Part of a data file>
--------------------------------

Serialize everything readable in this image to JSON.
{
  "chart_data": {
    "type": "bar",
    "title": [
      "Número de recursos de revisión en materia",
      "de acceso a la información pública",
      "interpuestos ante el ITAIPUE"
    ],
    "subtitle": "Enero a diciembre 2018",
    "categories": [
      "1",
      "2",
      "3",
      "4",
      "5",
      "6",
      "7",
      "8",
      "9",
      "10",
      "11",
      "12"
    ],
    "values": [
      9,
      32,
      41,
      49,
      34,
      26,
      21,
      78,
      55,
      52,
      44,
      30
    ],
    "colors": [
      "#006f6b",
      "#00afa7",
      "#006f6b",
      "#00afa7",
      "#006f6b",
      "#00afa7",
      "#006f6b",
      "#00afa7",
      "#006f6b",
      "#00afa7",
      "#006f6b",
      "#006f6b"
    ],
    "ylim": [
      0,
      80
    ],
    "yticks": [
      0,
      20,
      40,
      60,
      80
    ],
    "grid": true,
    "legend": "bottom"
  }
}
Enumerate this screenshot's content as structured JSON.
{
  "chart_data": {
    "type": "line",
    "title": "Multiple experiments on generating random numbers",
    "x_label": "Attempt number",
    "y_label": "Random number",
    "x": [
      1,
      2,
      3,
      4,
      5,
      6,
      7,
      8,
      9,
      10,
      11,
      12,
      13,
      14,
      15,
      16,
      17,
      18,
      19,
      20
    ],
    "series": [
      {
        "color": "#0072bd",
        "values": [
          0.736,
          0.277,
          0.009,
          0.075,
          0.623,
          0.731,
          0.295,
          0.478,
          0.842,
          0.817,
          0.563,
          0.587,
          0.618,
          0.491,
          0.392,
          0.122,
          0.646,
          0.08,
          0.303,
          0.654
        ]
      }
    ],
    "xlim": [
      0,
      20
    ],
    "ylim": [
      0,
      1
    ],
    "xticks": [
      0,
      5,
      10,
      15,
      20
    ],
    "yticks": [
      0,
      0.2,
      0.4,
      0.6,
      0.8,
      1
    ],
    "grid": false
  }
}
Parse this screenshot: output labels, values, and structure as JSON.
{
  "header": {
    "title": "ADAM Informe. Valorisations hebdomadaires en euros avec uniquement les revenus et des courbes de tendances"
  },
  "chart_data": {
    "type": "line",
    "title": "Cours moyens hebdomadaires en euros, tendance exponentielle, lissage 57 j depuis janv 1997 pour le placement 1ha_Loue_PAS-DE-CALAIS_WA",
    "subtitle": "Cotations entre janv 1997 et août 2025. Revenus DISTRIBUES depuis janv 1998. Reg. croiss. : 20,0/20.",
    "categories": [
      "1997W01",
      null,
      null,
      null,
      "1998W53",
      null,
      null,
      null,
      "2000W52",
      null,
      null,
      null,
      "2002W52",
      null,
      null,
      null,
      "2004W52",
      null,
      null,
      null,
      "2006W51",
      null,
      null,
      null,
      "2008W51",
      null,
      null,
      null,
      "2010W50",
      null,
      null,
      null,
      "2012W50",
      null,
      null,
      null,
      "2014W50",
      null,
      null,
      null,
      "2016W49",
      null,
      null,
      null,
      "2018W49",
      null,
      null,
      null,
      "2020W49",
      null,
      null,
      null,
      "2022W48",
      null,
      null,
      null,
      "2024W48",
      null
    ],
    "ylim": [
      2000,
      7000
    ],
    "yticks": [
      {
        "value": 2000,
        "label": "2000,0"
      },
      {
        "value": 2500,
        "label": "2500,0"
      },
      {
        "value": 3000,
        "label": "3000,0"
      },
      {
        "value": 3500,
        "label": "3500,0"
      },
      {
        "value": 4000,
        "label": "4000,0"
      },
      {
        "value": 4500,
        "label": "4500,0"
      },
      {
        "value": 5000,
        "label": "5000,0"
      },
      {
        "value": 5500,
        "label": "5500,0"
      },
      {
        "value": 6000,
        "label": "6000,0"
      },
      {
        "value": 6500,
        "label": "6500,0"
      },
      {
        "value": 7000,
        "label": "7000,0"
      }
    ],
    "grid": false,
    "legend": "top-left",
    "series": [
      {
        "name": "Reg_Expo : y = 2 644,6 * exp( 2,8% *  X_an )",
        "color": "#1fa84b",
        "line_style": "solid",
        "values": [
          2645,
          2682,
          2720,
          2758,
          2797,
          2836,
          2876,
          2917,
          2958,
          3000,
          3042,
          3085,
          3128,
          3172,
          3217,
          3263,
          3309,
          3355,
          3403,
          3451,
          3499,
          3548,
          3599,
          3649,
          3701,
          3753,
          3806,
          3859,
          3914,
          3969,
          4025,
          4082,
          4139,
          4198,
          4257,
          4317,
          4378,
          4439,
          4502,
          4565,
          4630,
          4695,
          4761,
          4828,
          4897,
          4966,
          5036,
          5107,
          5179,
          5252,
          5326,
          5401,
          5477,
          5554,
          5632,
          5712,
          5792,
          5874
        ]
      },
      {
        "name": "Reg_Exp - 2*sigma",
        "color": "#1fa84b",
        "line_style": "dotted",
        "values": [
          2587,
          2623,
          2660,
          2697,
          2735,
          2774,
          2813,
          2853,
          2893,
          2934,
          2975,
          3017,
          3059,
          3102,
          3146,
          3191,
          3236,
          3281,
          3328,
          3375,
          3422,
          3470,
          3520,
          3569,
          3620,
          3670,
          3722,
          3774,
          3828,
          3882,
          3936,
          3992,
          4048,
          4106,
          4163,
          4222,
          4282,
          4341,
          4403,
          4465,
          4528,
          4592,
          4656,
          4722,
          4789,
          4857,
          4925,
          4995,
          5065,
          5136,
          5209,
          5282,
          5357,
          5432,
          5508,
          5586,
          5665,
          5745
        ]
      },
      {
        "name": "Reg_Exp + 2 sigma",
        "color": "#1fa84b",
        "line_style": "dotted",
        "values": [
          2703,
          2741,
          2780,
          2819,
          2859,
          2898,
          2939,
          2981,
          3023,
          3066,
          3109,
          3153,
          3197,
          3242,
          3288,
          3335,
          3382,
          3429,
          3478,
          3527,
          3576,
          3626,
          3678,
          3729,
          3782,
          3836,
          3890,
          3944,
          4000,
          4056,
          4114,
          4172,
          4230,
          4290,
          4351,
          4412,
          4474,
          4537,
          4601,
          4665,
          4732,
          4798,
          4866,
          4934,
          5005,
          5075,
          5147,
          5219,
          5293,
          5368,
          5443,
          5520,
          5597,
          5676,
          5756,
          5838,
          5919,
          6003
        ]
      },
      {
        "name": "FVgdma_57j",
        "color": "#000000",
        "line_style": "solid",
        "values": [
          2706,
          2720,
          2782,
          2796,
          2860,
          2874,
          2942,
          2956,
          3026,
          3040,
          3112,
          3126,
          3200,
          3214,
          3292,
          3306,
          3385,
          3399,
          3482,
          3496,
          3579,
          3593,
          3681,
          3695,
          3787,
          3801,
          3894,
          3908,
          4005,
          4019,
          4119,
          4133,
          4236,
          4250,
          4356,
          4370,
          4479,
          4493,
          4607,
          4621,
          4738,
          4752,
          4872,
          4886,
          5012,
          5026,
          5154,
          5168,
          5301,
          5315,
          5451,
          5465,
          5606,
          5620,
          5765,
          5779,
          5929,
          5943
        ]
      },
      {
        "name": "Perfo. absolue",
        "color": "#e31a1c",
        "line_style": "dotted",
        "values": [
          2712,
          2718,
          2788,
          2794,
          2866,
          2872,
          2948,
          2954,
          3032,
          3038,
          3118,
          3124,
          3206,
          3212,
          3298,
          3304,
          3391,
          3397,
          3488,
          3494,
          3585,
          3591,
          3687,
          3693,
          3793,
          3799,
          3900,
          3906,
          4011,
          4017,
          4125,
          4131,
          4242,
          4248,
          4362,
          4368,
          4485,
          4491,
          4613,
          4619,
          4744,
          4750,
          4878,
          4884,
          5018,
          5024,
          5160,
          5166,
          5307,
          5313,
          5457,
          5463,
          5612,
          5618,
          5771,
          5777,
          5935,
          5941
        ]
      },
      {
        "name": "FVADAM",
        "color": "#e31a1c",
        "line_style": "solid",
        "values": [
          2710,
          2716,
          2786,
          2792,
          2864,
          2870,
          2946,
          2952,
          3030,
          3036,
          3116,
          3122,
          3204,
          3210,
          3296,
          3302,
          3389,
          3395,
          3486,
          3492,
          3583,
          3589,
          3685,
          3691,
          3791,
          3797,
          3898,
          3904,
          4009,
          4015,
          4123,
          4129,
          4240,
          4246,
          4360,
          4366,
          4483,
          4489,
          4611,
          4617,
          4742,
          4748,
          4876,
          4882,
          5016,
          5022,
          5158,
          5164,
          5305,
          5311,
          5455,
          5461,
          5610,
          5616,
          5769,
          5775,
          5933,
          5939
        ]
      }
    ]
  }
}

--------------------------------

Aim of the task>
Of the lines in the listing above, how many hold the string "name"? Reply with the number only.

The solution>
6